▸ Task inputs
^^^^^^^^^^^^^^^^
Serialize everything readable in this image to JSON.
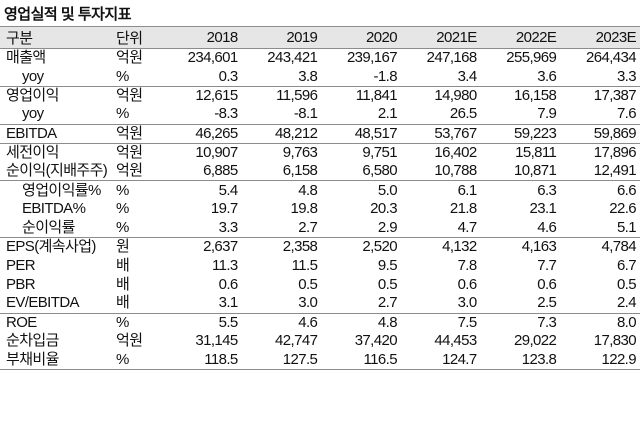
{
  "title": "영업실적 및 투자지표",
  "header": {
    "label": "구분",
    "unit": "단위",
    "years": [
      "2018",
      "2019",
      "2020",
      "2021E",
      "2022E",
      "2023E"
    ]
  },
  "rows": [
    {
      "label": "매출액",
      "unit": "억원",
      "values": [
        "234,601",
        "243,421",
        "239,167",
        "247,168",
        "255,969",
        "264,434"
      ],
      "sep": true
    },
    {
      "label": "yoy",
      "unit": "%",
      "values": [
        "0.3",
        "3.8",
        "-1.8",
        "3.4",
        "3.6",
        "3.3"
      ],
      "indent": true
    },
    {
      "label": "영업이익",
      "unit": "억원",
      "values": [
        "12,615",
        "11,596",
        "11,841",
        "14,980",
        "16,158",
        "17,387"
      ],
      "sep": true
    },
    {
      "label": "yoy",
      "unit": "%",
      "values": [
        "-8.3",
        "-8.1",
        "2.1",
        "26.5",
        "7.9",
        "7.6"
      ],
      "indent": true
    },
    {
      "label": "EBITDA",
      "unit": "억원",
      "values": [
        "46,265",
        "48,212",
        "48,517",
        "53,767",
        "59,223",
        "59,869"
      ],
      "sep": true
    },
    {
      "label": "세전이익",
      "unit": "억원",
      "values": [
        "10,907",
        "9,763",
        "9,751",
        "16,402",
        "15,811",
        "17,896"
      ],
      "sep": true
    },
    {
      "label": "순이익(지배주주)",
      "unit": "억원",
      "values": [
        "6,885",
        "6,158",
        "6,580",
        "10,788",
        "10,871",
        "12,491"
      ]
    },
    {
      "label": "영업이익률%",
      "unit": "%",
      "values": [
        "5.4",
        "4.8",
        "5.0",
        "6.1",
        "6.3",
        "6.6"
      ],
      "indent": true,
      "sep": true
    },
    {
      "label": "EBITDA%",
      "unit": "%",
      "values": [
        "19.7",
        "19.8",
        "20.3",
        "21.8",
        "23.1",
        "22.6"
      ],
      "indent": true
    },
    {
      "label": "순이익률",
      "unit": "%",
      "values": [
        "3.3",
        "2.7",
        "2.9",
        "4.7",
        "4.6",
        "5.1"
      ],
      "indent": true
    },
    {
      "label": "EPS(계속사업)",
      "unit": "원",
      "values": [
        "2,637",
        "2,358",
        "2,520",
        "4,132",
        "4,163",
        "4,784"
      ],
      "sep": true
    },
    {
      "label": "PER",
      "unit": "배",
      "values": [
        "11.3",
        "11.5",
        "9.5",
        "7.8",
        "7.7",
        "6.7"
      ]
    },
    {
      "label": "PBR",
      "unit": "배",
      "values": [
        "0.6",
        "0.5",
        "0.5",
        "0.6",
        "0.6",
        "0.5"
      ]
    },
    {
      "label": "EV/EBITDA",
      "unit": "배",
      "values": [
        "3.1",
        "3.0",
        "2.7",
        "3.0",
        "2.5",
        "2.4"
      ]
    },
    {
      "label": "ROE",
      "unit": "%",
      "values": [
        "5.5",
        "4.6",
        "4.8",
        "7.5",
        "7.3",
        "8.0"
      ],
      "sep": true
    },
    {
      "label": "순차입금",
      "unit": "억원",
      "values": [
        "31,145",
        "42,747",
        "37,420",
        "44,453",
        "29,022",
        "17,830"
      ]
    },
    {
      "label": "부채비율",
      "unit": "%",
      "values": [
        "118.5",
        "127.5",
        "116.5",
        "124.7",
        "123.8",
        "122.9"
      ]
    }
  ]
}
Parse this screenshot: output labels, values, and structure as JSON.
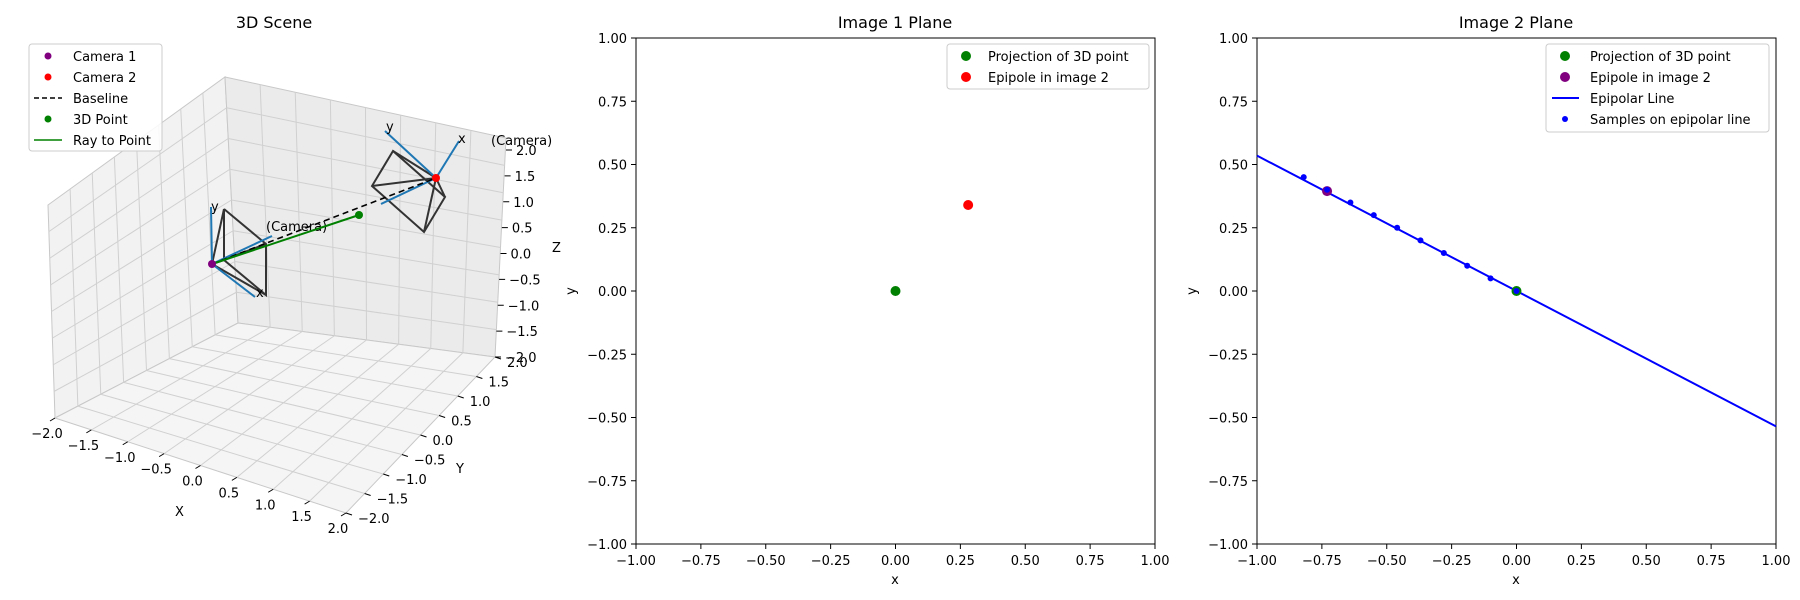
{
  "chart_data": [
    {
      "type": "scatter3d",
      "title": "3D Scene",
      "xlabel": "X",
      "ylabel": "Y",
      "zlabel": "Z",
      "xlim": [
        -2,
        2
      ],
      "ylim": [
        -2,
        2
      ],
      "zlim": [
        -2,
        2
      ],
      "x_ticks": [
        "−2.0",
        "−1.5",
        "−1.0",
        "−0.5",
        "0.0",
        "0.5",
        "1.0",
        "1.5",
        "2.0"
      ],
      "y_ticks": [
        "−2.0",
        "−1.5",
        "−1.0",
        "−0.5",
        "0.0",
        "0.5",
        "1.0",
        "1.5",
        "2.0"
      ],
      "z_ticks": [
        "−2.0",
        "−1.5",
        "−1.0",
        "−0.5",
        "0.0",
        "0.5",
        "1.0",
        "1.5",
        "2.0"
      ],
      "grid": true,
      "legend_position": "upper-left",
      "legend": [
        {
          "label": "Camera 1",
          "kind": "dot",
          "color": "#800080"
        },
        {
          "label": "Camera 2",
          "kind": "dot",
          "color": "#ff0000"
        },
        {
          "label": "Baseline",
          "kind": "dashed",
          "color": "#000000"
        },
        {
          "label": "3D Point",
          "kind": "dot",
          "color": "#008000"
        },
        {
          "label": "Ray to Point",
          "kind": "line",
          "color": "#008000"
        }
      ],
      "points": {
        "camera_1": [
          0,
          0,
          0
        ],
        "camera_2": [
          1.0,
          0.5,
          1.5
        ],
        "point_3d": [
          0.5,
          0.5,
          1.0
        ]
      },
      "annotations": {
        "camera_1_label": "(Camera)",
        "camera_2_label": "(Camera)",
        "axis_x": "x",
        "axis_y": "y"
      },
      "colors": {
        "camera_axes": "#1f77b4",
        "frustum": "#333333"
      }
    },
    {
      "type": "scatter",
      "title": "Image 1 Plane",
      "xlabel": "x",
      "ylabel": "y",
      "xlim": [
        -1,
        1
      ],
      "ylim": [
        -1,
        1
      ],
      "x_ticks": [
        "−1.00",
        "−0.75",
        "−0.50",
        "−0.25",
        "0.00",
        "0.25",
        "0.50",
        "0.75",
        "1.00"
      ],
      "y_ticks": [
        "−1.00",
        "−0.75",
        "−0.50",
        "−0.25",
        "0.00",
        "0.25",
        "0.50",
        "0.75",
        "1.00"
      ],
      "legend_position": "upper-right",
      "series": [
        {
          "name": "Projection of 3D point",
          "color": "#008000",
          "x": [
            0.0
          ],
          "y": [
            0.0
          ]
        },
        {
          "name": "Epipole in image 2",
          "color": "#ff0000",
          "x": [
            0.28
          ],
          "y": [
            0.34
          ]
        }
      ]
    },
    {
      "type": "line",
      "title": "Image 2 Plane",
      "xlabel": "x",
      "ylabel": "y",
      "xlim": [
        -1,
        1
      ],
      "ylim": [
        -1,
        1
      ],
      "x_ticks": [
        "−1.00",
        "−0.75",
        "−0.50",
        "−0.25",
        "0.00",
        "0.25",
        "0.50",
        "0.75",
        "1.00"
      ],
      "y_ticks": [
        "−1.00",
        "−0.75",
        "−0.50",
        "−0.25",
        "0.00",
        "0.25",
        "0.50",
        "0.75",
        "1.00"
      ],
      "legend_position": "upper-right",
      "epipolar_line": {
        "name": "Epipolar Line",
        "color": "#0000ff",
        "x": [
          -1.0,
          1.0
        ],
        "y": [
          0.535,
          -0.535
        ]
      },
      "samples": {
        "name": "Samples on epipolar line",
        "color": "#0000ff",
        "x": [
          -0.82,
          -0.73,
          -0.64,
          -0.55,
          -0.46,
          -0.37,
          -0.28,
          -0.19,
          -0.1,
          0.0
        ],
        "y": [
          0.45,
          0.4,
          0.35,
          0.3,
          0.25,
          0.2,
          0.15,
          0.1,
          0.05,
          0.0
        ]
      },
      "series": [
        {
          "name": "Projection of 3D point",
          "color": "#008000",
          "x": [
            0.0
          ],
          "y": [
            0.0
          ]
        },
        {
          "name": "Epipole in image 2",
          "color": "#800080",
          "x": [
            -0.73
          ],
          "y": [
            0.395
          ]
        }
      ]
    }
  ]
}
^^^^^^^^^^^^^^^^
▸ What the task requires
Show all lines from the listing above in which "type" appears.

▸ Solution to this task
      "type": "scatter3d",
      "type": "scatter",
      "type": "line",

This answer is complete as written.